### Texte fourni ###

Pour changer un peu de registre avant que je trouve le temps et l’énergie de terminer les « gros » sujets que j’ai entamés (avec, notamment, la troisième partie « d’itinéraire d’un inspecteur du travail »), un petit inventaire à la Prévert de ce qui me plaît et me déplaît dans mon métier.
Je vous le livre un peu comme il m’est venu, donc avec ma subjectivité et sans souci de hiérarchisation. Tout n’est bien sûr pas à prendre au premier degré, mais l’exercice est moins superficiel qu’il n’y paraît !
– Quand les contrôleurs m’emmènent dans les petites boîtes
– Les syndicalistes qui osent aller devant les tribunaux
– La jurisprudence
– Arriver à peser sur le contenu d’un plan de sauvegarde de l’emploi
– Quand on me sollicite sur des sujets pointus
– Les enquêtes un peu fouillées
– Les collègues qui me font partager leurs expériences
– Que les gens se sentent mieux en sortant de mon bureau
– Les contrôles où on s’explique posément et sans détours
– Mon indépendance
– Terminer une enquête en réunissant toutes les parties autour d’une table
– Les Procureurs qui s’intéressent au droit du travail
***
– Les réunions de service
– Les syndicalistes qui racontent partout que je ne fais rien
– Les grilles de contrôle
– Servir d’alibi en cas de plan social ou de grève
– Qu’on m’appelle pour calculer une indemnité de licenciement
– Les lettres d’obs. qui ressemblent à un copier-coller du Code du travail
– Les collègues qui croient que le monde du travail se limite à l’industrie
– Que les gens sortent de mon bureau en ayant l’impression de n’être pas plus avancés
– « Vous avez rendez-vous ?! » en guise de phrase d’accueil
– Le management par objectifs
– Être instrumentalisé
– Les Procureurs qui n’assument pas leurs classements sans suites
… A bientôt pour développer certains points 🙂
Rosmeur a dit:
Bonsoir,
à présent que vos services sont intégrés dans les DIRECCTE, sorte de « guichet unique des entreprises », comment voyez vous l’avenir de l’Inspection du Travail sur 5 ou 10 ans ?

### Lignes de données ###

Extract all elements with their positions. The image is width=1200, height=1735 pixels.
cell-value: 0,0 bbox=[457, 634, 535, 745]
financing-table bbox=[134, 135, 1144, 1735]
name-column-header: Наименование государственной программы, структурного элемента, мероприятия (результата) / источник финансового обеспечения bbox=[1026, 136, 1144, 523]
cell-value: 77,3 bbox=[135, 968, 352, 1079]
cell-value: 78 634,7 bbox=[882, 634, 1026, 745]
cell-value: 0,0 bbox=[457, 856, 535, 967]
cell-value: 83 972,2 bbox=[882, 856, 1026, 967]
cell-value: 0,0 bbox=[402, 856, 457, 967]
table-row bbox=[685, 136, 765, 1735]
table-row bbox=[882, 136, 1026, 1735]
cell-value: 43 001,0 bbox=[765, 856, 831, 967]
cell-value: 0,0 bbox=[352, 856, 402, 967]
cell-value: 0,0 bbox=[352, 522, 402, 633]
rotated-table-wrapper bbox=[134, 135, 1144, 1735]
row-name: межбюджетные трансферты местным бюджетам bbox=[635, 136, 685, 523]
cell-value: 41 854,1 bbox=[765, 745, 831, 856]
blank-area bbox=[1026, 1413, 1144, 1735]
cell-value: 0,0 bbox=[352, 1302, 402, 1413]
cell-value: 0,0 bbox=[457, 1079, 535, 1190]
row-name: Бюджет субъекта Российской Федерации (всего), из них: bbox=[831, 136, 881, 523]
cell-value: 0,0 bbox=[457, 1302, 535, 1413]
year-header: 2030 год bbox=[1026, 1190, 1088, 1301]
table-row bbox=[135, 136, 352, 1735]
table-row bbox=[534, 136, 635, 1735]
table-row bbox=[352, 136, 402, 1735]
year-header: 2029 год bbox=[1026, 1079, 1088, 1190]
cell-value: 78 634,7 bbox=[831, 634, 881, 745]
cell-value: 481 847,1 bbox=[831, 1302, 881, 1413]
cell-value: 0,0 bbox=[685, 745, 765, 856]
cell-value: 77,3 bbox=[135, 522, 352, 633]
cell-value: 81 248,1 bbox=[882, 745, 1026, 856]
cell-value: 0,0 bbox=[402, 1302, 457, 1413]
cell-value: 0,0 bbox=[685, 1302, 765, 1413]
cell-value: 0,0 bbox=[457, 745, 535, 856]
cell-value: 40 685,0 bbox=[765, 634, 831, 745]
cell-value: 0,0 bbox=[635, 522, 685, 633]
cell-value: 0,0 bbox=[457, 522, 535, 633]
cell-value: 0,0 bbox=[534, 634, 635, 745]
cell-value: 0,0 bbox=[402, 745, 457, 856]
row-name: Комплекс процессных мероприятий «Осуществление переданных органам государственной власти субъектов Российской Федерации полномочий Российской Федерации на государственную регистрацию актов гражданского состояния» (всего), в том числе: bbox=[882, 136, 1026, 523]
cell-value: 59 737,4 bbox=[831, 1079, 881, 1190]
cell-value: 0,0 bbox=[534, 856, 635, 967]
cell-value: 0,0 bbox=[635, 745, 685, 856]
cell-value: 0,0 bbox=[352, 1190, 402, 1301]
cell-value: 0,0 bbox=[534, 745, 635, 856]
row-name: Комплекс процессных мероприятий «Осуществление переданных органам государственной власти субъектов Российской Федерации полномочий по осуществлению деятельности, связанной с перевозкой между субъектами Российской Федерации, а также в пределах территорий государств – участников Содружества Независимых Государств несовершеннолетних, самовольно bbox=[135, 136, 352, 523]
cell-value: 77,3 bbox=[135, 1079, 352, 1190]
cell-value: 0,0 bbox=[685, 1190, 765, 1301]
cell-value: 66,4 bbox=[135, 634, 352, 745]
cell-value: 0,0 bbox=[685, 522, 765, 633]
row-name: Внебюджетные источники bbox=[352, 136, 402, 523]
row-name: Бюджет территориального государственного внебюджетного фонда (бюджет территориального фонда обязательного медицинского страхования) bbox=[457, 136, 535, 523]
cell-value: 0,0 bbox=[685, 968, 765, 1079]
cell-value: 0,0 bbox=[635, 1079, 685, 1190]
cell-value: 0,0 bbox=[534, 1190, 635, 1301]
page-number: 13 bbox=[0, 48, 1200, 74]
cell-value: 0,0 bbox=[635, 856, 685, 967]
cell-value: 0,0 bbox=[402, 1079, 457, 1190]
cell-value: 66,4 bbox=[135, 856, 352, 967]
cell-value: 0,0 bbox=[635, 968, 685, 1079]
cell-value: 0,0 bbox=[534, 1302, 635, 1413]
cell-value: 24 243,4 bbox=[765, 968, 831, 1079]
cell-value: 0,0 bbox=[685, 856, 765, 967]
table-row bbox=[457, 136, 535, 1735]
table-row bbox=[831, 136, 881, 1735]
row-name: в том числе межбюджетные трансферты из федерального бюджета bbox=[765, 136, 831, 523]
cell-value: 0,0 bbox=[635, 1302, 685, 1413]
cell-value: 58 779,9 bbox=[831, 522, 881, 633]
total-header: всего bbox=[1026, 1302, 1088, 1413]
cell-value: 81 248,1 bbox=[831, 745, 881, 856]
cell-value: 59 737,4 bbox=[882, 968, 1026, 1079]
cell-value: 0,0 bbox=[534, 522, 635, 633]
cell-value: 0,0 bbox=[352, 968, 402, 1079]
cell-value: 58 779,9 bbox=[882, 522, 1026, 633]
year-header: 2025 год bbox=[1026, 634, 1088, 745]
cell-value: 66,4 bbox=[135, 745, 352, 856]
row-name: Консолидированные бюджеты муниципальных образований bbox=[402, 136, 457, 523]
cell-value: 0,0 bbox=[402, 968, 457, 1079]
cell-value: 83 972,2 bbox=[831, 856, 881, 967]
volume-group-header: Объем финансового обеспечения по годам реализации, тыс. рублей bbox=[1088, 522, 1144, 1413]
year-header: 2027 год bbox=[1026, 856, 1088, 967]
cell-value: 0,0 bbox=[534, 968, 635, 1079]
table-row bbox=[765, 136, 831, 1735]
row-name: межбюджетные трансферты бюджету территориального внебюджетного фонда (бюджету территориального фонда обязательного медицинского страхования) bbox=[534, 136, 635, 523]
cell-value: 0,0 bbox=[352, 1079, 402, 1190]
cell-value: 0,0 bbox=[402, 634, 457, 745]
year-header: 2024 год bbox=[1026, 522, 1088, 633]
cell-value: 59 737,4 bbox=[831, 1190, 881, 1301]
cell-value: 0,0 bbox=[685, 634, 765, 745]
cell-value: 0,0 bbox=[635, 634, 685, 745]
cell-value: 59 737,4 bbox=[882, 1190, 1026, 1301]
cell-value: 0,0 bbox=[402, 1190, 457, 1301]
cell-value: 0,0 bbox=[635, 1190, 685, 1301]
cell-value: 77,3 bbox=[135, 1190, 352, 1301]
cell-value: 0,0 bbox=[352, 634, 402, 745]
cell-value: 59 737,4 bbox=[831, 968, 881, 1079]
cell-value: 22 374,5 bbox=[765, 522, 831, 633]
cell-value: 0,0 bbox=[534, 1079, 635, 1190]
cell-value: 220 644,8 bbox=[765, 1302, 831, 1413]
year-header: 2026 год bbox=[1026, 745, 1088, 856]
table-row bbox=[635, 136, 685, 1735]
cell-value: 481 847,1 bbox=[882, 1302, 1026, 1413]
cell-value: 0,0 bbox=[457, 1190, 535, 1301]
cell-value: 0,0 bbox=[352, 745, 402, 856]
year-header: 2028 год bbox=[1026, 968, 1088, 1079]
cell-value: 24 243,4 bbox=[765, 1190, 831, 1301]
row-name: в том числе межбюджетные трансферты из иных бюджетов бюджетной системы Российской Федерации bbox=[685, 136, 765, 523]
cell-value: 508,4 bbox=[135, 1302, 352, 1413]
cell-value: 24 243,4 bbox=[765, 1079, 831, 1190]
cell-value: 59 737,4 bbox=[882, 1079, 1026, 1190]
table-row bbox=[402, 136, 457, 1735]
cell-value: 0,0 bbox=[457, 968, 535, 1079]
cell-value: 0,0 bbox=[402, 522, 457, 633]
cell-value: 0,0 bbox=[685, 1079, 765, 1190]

###

* Tâches
- 1) D'après le texte sur l'inspection du travail, quelle partie de « itinéraire d'un inspecteur du travail » reste encore à terminer ?
- 2) Poursuivez le texte sur l'inspection du travail à la suite de sa dernière phrase.

* Réponses
- 1) La troisième partie.

- 2)
Par ailleurs, le rapport au BIT 2009 sur l’activité de l’Inspection du travail en France fait apparaître 2% d’infractions relevées par Procès verbal sur les centaines de milliers d’infractions constatées.
Ne pensez vous pas qu’en laissant filer le terrain pénal, l’Inspection du Travail risque se priver de son bras armé ?
Si l’on pouvait répartir sur une carte de France les procédures pénales dressées par l’Inspection, on découvrirait des disparités énormes et par conséquent une inégalité de traitement des salariés ( accessoirement des entreprises …) et de leurs conditions de travail.
Je ne pense pas qu’il peut s’agir seulement d’une question de moyens.
Cordialement
thotmania a dit:
Bonjour,
Concrètement, mises à part des questions d’intendance et de locaux, la création des DIRECCTE n’a pas changé grand-chose à nos conditions de travail (je parle pour ma région). Il ne suffit pas de juxtaposer des services ayant des façons de travailler et des finalités différentes pour créer des synergies…
Quant à l’inspection du travail à l’horizon 2017-2022, il est évidemment difficile de se projeter – d’autant que les réformes sont incessantes depuis des années, sans que les résultats attendus ne soient nécessairement au rendez-vous –, mais je pense qu’on risque d’aller vers une part de travail prescrit plus importante, dans lignée du management par objectifs, ainsi que vers un renforcement de la hiérarchie sous prétexte d’animation des services. Le cadre traditionnel de la section d’inspection du travail (un inspecteur chef de service + 2 contrôleurs) pourrait aussi être remis en cause.
Concernant les disparités en matière de suites pénales, il s’agit en effet d’une réalité. S’il est parfois difficile de trouver le temps de rédiger des PV quand on saute sans cesse du coq à l’âne pour essayer de répondre à ce qui paraît urgent, le faible taux de verbalisation relève d’une problématique globale : par exemple on ne peut pas faire l’impasse sur les aléas du suivi judiciaire (longueur des procédures, nombre important de PV pour lesquels on n’a jamais de retour etc), sur les obstacles tenant à la réglementation elle-même ou encore sur la nécessité d’améliorer notre technicité dans certaines matières…
Lacordaire a dit:
Entièrement d’accord avec la réponse!
Cependant, il convient de préciser que l’activité pénale de l’IT n’a pas été vraiment une priorité pour les ministres du travail de droite comme de gauche.
Je dois dire que cela est particulièrement vrai durant le règne de Martine A!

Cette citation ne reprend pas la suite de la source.